#### PROBLEM TO WORK ON
Repeat every line below exactly as it reads.

#### DATA SUPPLIED

>> START

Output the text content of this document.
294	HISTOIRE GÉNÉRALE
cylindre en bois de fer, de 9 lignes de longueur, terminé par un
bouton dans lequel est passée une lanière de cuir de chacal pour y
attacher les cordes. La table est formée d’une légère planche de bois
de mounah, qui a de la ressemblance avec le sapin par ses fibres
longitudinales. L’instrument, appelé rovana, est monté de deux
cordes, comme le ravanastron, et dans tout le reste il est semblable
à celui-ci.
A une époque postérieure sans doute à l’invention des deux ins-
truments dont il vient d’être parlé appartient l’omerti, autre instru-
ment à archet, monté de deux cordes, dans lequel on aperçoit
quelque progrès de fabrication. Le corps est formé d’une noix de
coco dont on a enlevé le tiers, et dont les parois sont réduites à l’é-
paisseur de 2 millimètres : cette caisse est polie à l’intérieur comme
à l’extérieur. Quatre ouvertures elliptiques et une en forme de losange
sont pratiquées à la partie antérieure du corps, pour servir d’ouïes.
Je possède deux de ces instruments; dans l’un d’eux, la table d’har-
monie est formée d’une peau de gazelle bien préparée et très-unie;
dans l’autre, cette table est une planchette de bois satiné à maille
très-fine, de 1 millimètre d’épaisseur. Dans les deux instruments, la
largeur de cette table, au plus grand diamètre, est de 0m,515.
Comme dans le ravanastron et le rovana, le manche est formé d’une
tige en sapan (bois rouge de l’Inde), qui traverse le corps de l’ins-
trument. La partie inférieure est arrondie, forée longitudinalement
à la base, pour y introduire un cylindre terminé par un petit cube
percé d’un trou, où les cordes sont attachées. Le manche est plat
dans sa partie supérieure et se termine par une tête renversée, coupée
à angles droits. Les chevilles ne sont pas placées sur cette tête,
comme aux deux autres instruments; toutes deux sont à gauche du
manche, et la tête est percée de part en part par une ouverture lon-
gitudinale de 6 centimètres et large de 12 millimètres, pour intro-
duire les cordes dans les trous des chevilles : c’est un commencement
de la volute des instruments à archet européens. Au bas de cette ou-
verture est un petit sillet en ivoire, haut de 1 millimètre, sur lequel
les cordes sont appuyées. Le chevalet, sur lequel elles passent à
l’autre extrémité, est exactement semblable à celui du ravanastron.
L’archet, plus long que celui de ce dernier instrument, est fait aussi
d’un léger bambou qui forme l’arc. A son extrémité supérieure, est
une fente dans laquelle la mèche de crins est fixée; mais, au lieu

>> END

#### RESPONSE TO THE EXERCISE
Output the text content of this document.
294	HISTOIRE GÉNÉRALE
cylindre en bois de fer, de 9 lignes de longueur, terminé par un
bouton dans lequel est passée une lanière de cuir de chacal pour y
attacher les cordes. La table est formée d’une légère planche de bois
de mounah, qui a de la ressemblance avec le sapin par ses fibres
longitudinales. L’instrument, appelé rovana, est monté de deux
cordes, comme le ravanastron, et dans tout le reste il est semblable
à celui-ci.
A une époque postérieure sans doute à l’invention des deux ins-
truments dont il vient d’être parlé appartient l’omerti, autre instru-
ment à archet, monté de deux cordes, dans lequel on aperçoit
quelque progrès de fabrication. Le corps est formé d’une noix de
coco dont on a enlevé le tiers, et dont les parois sont réduites à l’é-
paisseur de 2 millimètres : cette caisse est polie à l’intérieur comme
à l’extérieur. Quatre ouvertures elliptiques et une en forme de losange
sont pratiquées à la partie antérieure du corps, pour servir d’ouïes.
Je possède deux de ces instruments; dans l’un d’eux, la table d’har-
monie est formée d’une peau de gazelle bien préparée et très-unie;
dans l’autre, cette table est une planchette de bois satiné à maille
très-fine, de 1 millimètre d’épaisseur. Dans les deux instruments, la
largeur de cette table, au plus grand diamètre, est de 0m,515.
Comme dans le ravanastron et le rovana, le manche est formé d’une
tige en sapan (bois rouge de l’Inde), qui traverse le corps de l’ins-
trument. La partie inférieure est arrondie, forée longitudinalement
à la base, pour y introduire un cylindre terminé par un petit cube
percé d’un trou, où les cordes sont attachées. Le manche est plat
dans sa partie supérieure et se termine par une tête renversée, coupée
à angles droits. Les chevilles ne sont pas placées sur cette tête,
comme aux deux autres instruments; toutes deux sont à gauche du
manche, et la tête est percée de part en part par une ouverture lon-
gitudinale de 6 centimètres et large de 12 millimètres, pour intro-
duire les cordes dans les trous des chevilles : c’est un commencement
de la volute des instruments à archet européens. Au bas de cette ou-
verture est un petit sillet en ivoire, haut de 1 millimètre, sur lequel
les cordes sont appuyées. Le chevalet, sur lequel elles passent à
l’autre extrémité, est exactement semblable à celui du ravanastron.
L’archet, plus long que celui de ce dernier instrument, est fait aussi
d’un léger bambou qui forme l’arc. A son extrémité supérieure, est
une fente dans laquelle la mèche de crins est fixée; mais, au lieu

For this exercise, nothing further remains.